▸ **What is needed**
Copy the entries from the first line up to and including the line that contains "period-tab-3[interactable]: 15分钟 (118, 2, 157, 18)".

▸ **Data for processing**
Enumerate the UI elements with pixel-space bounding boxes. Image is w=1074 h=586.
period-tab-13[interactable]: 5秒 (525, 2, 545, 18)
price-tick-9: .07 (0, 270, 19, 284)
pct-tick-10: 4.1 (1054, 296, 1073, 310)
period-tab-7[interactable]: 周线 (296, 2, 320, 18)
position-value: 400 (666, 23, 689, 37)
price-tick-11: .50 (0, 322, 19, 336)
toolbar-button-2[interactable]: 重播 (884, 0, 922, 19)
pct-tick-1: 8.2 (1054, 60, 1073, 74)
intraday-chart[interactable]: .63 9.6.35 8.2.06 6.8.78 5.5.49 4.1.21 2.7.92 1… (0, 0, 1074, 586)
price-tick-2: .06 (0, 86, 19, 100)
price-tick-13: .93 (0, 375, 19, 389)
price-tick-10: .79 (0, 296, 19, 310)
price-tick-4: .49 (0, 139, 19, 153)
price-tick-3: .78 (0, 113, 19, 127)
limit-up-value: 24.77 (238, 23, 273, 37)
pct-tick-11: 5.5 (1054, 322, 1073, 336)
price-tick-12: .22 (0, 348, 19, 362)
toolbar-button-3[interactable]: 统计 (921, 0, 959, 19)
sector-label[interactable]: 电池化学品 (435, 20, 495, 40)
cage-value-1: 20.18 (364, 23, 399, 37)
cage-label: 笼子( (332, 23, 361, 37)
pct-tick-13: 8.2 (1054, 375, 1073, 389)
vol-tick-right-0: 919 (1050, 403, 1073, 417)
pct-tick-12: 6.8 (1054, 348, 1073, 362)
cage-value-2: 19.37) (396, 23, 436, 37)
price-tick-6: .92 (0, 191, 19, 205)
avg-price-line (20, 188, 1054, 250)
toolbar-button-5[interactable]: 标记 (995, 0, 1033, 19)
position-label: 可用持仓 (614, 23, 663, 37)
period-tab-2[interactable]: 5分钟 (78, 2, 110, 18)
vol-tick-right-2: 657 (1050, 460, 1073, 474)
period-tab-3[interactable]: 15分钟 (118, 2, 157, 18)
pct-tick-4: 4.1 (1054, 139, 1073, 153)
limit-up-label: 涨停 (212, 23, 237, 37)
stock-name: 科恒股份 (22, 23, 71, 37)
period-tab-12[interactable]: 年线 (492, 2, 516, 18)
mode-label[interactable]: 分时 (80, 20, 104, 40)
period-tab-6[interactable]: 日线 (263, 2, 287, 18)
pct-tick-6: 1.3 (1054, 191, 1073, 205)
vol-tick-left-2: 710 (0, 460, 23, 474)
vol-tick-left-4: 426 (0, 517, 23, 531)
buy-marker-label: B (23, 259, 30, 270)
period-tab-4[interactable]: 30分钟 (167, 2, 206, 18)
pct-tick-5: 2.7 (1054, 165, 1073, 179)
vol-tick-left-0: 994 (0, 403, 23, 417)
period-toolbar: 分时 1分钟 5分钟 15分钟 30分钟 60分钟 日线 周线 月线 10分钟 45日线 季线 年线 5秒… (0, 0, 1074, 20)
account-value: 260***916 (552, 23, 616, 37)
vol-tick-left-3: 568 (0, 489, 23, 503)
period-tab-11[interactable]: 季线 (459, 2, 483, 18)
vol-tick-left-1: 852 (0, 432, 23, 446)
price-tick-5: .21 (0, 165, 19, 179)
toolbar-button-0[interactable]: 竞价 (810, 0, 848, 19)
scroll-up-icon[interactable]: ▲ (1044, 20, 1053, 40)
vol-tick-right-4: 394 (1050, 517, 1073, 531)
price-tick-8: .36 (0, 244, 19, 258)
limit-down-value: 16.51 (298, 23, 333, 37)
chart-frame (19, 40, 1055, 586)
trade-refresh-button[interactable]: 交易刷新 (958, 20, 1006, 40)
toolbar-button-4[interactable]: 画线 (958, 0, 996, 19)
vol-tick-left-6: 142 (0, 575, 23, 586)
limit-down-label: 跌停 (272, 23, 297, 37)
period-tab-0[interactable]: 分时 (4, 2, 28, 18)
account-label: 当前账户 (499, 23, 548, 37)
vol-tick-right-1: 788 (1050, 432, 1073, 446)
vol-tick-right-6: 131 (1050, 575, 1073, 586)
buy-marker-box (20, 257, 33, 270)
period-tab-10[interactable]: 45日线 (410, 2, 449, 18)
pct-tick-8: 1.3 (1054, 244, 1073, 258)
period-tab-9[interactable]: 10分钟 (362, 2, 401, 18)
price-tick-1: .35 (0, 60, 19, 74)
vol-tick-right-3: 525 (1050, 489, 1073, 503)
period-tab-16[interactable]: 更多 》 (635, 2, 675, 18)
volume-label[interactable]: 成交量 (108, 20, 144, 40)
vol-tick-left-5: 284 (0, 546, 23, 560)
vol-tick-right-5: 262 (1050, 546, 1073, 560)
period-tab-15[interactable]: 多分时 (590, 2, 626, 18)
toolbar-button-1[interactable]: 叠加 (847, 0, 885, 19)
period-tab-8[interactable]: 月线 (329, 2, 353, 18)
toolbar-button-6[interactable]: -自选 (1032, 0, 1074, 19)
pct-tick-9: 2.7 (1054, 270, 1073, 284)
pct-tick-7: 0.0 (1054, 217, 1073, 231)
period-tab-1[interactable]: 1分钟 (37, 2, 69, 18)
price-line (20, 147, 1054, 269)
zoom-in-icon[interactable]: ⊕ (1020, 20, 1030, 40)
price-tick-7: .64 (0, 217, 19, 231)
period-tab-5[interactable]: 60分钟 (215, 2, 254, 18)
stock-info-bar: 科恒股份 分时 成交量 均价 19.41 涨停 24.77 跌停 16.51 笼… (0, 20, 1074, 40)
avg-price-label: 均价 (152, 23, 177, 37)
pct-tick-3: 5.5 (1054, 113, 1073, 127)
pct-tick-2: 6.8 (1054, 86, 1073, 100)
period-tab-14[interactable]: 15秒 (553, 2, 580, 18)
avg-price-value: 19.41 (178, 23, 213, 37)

▸ **Correct output**
Enumerate the UI elements with pixel-space bounding boxes. Image is w=1074 h=586.
period-tab-13[interactable]: 5秒 (525, 2, 545, 18)
price-tick-9: .07 (0, 270, 19, 284)
pct-tick-10: 4.1 (1054, 296, 1073, 310)
period-tab-7[interactable]: 周线 (296, 2, 320, 18)
position-value: 400 (666, 23, 689, 37)
price-tick-11: .50 (0, 322, 19, 336)
toolbar-button-2[interactable]: 重播 (884, 0, 922, 19)
pct-tick-1: 8.2 (1054, 60, 1073, 74)
intraday-chart[interactable]: .63 9.6.35 8.2.06 6.8.78 5.5.49 4.1.21 2.7.92 1… (0, 0, 1074, 586)
price-tick-2: .06 (0, 86, 19, 100)
price-tick-13: .93 (0, 375, 19, 389)
price-tick-10: .79 (0, 296, 19, 310)
price-tick-4: .49 (0, 139, 19, 153)
price-tick-3: .78 (0, 113, 19, 127)
limit-up-value: 24.77 (238, 23, 273, 37)
pct-tick-11: 5.5 (1054, 322, 1073, 336)
price-tick-12: .22 (0, 348, 19, 362)
toolbar-button-3[interactable]: 统计 (921, 0, 959, 19)
sector-label[interactable]: 电池化学品 (435, 20, 495, 40)
cage-value-1: 20.18 (364, 23, 399, 37)
cage-label: 笼子( (332, 23, 361, 37)
pct-tick-13: 8.2 (1054, 375, 1073, 389)
vol-tick-right-0: 919 (1050, 403, 1073, 417)
pct-tick-12: 6.8 (1054, 348, 1073, 362)
cage-value-2: 19.37) (396, 23, 436, 37)
price-tick-6: .92 (0, 191, 19, 205)
avg-price-line (20, 188, 1054, 250)
toolbar-button-5[interactable]: 标记 (995, 0, 1033, 19)
position-label: 可用持仓 (614, 23, 663, 37)
period-tab-2[interactable]: 5分钟 (78, 2, 110, 18)
vol-tick-right-2: 657 (1050, 460, 1073, 474)
period-tab-3[interactable]: 15分钟 (118, 2, 157, 18)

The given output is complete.